▶ [SET PROBLEM 1]: In the Common Lisp package discussion, what does DLW propose IMPORT of a symbol already in the current package should be defined as?

--- start of SOURCE ---

This makes some screw cases non-fatal, e.g. where you were only using the symbol as
the name of a function, and you got an undefined-function error because
you forgot to import the symbol.  Of course nothing can save you when you
were depending on the EQ identity of symbols, other than fixing your
package setup and loading the program (i.e. re-interning every name)
over again.

[The hacks that Moon describes (that GLOBALIZE does) are very ad hoc and
obviously should not be part of the language.  Having them in an
error-proceeding handler is probably OK, although I greatly doubt that
we want to make this part of the language definition.  As far as Common
Lisp goes, I think that to IMPORT a symbol when there is already a
symbol of that name present should just be defined to signal an error.

EXPORT of a new symbol that wasn't exported before, into an externals
that is somebody's ancestor, should check for name conflicts in a
similar way.  This is difficult because it doesn't know whether the
descendant package shadowed the exported symbol accidentally or on
purpose; maybe SHADOW should remember what it did.  EXPORTing into an
externals that hasn't been used as an ancestor yet, the usual case, is
no problem.

[Before we get into this level of hair, I'm still not sure what the
definition of EXPORT is.  My impression of the proposal was that every
symbol is either uninterned or interned, and every interned symbol has
exactly one home package, and every interned symbol is either an
internal symbol of its home package or an external symbol of its home
package.  My impression was that EXPORT never changes the home package
of a symbol; it merely "sets a bit" saying that this symbol is an
external symbol of its own home package.  But the @Defun says that the
symbol becomes an external symbol in the current package.  Is this just
a mistake, or does EXPORT go around changing the home packages of its
arguments? --DLW]

[I can't tell from reading Fahlman's manuscript whether EXPORT requires
that the symbols it is given already be in the current package, either
internal or external, and just "sets their bit", or whether it is as if
every package has attached to it a list of symbols, and EXPORT merely
does a PUSHNEW onto that list.  Of course it's really stored in some
more efficient way than a list.  If it's the former, what happens when
try to export a symbol that you inherited from an ancestor?  Is this
a bug in the former scheme, or a useful detection of an error? --Moon]

IMPORT does not do an UNEXPORT if somehow given an external of the
current package.  (Its @defun would suggest this.)

[Probably the definition should be changed explicitly to say that IMPORT
of a symbol that is already in the current package is a no-op.  --DLW]

I'm not sure about changing the ancestors list dynamically.  This is a
dangerous operation, but presumably it's only done "consciously."

[I think our new collective opinion is that it's OK to have dangerous
operations, and you take the consequences.  What Moon means by
"dangerous" is that it can have side-effects that are awfully hard to
figure out. --DLW]

Re: SI package.  What you actually want is the SYS package, whose
externals are the low-level and system-dependent interfaces that don't
belong in the LISP package's externals.  Normal packages, in particular
USER, take LISP as an ancestor but don't take SYS as an ancestor.  The
old SI disappears into the internals of SYS.

--- end of SOURCE ---
--- start of RAW DATA ---

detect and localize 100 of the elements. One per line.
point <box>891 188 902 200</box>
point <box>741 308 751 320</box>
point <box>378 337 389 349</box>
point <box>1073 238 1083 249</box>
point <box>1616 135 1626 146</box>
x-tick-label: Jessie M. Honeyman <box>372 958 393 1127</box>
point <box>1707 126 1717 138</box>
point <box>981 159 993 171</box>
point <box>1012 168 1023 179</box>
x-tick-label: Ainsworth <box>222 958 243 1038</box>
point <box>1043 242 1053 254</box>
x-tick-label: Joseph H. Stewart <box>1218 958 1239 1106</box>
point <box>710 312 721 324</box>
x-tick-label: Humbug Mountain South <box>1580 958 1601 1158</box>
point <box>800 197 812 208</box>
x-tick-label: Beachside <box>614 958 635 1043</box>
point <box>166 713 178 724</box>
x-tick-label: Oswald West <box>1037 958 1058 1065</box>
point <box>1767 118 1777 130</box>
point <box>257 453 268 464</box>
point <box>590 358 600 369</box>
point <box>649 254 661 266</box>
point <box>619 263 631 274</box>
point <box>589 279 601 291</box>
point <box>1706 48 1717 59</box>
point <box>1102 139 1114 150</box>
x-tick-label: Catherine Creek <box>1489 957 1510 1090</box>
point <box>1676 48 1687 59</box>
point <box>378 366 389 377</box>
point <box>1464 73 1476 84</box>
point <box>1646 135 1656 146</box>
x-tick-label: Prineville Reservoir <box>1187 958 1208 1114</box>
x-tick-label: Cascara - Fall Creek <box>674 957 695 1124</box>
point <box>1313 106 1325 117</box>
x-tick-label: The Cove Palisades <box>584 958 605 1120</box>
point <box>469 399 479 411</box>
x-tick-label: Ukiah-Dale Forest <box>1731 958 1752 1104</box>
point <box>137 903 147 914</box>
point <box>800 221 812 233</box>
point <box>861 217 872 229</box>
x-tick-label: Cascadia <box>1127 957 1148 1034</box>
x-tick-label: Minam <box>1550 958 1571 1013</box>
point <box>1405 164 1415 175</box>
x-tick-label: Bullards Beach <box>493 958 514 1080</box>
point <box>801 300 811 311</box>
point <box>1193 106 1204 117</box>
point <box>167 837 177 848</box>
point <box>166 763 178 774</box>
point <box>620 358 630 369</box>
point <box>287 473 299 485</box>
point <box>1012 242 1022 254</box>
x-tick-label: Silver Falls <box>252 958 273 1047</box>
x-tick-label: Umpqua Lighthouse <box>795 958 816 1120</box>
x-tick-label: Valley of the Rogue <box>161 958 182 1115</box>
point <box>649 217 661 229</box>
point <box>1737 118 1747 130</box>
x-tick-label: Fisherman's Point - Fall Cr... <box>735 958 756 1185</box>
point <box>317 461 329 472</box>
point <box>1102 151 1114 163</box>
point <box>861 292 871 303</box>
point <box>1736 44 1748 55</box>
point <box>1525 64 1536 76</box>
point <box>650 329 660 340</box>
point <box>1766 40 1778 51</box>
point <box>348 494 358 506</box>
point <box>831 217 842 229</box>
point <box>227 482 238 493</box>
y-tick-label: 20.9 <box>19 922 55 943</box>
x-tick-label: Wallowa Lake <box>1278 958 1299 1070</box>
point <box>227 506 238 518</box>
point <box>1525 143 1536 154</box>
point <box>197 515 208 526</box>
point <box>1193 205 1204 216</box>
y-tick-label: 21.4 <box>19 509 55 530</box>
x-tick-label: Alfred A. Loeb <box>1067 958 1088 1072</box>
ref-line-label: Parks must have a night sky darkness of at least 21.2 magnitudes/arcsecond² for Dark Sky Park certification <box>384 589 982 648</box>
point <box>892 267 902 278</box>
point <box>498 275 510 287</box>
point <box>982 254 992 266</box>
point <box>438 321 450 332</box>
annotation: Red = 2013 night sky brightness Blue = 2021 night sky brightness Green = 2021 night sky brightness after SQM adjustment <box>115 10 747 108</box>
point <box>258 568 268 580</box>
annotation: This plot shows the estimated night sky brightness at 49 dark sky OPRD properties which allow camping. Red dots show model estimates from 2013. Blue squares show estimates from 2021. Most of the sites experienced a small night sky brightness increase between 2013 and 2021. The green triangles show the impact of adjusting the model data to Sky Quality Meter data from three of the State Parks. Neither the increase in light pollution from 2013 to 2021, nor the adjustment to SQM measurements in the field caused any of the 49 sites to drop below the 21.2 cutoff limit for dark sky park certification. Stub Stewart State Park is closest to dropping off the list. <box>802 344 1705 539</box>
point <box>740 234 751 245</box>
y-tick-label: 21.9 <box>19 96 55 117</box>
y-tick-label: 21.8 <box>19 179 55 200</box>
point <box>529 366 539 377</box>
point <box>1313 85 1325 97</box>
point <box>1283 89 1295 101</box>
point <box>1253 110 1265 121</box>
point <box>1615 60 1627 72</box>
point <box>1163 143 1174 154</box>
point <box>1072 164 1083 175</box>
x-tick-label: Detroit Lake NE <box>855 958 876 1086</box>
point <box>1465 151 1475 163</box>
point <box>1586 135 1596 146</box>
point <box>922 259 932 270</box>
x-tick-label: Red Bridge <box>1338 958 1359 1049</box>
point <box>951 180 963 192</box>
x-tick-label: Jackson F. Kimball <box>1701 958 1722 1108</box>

--- end of RAW DATA ---

▶ [SET PROBLEM 2]: Rewrite the records from their first line through the line that contains "x-tick-label: Oswald West", replacing "x-tick-label" with "x-axis-label" and leaving everything else unchanged.

▶ [PROBLEM SOLUTION 1]: A no-op.

▶ [PROBLEM SOLUTION 2]:
detect and localize 100 of the elements. One per line.
point <box>891 188 902 200</box>
point <box>741 308 751 320</box>
point <box>378 337 389 349</box>
point <box>1073 238 1083 249</box>
point <box>1616 135 1626 146</box>
x-axis-label: Jessie M. Honeyman <box>372 958 393 1127</box>
point <box>1707 126 1717 138</box>
point <box>981 159 993 171</box>
point <box>1012 168 1023 179</box>
x-axis-label: Ainsworth <box>222 958 243 1038</box>
point <box>1043 242 1053 254</box>
x-axis-label: Joseph H. Stewart <box>1218 958 1239 1106</box>
point <box>710 312 721 324</box>
x-axis-label: Humbug Mountain South <box>1580 958 1601 1158</box>
point <box>800 197 812 208</box>
x-axis-label: Beachside <box>614 958 635 1043</box>
point <box>166 713 178 724</box>
x-axis-label: Oswald West <box>1037 958 1058 1065</box>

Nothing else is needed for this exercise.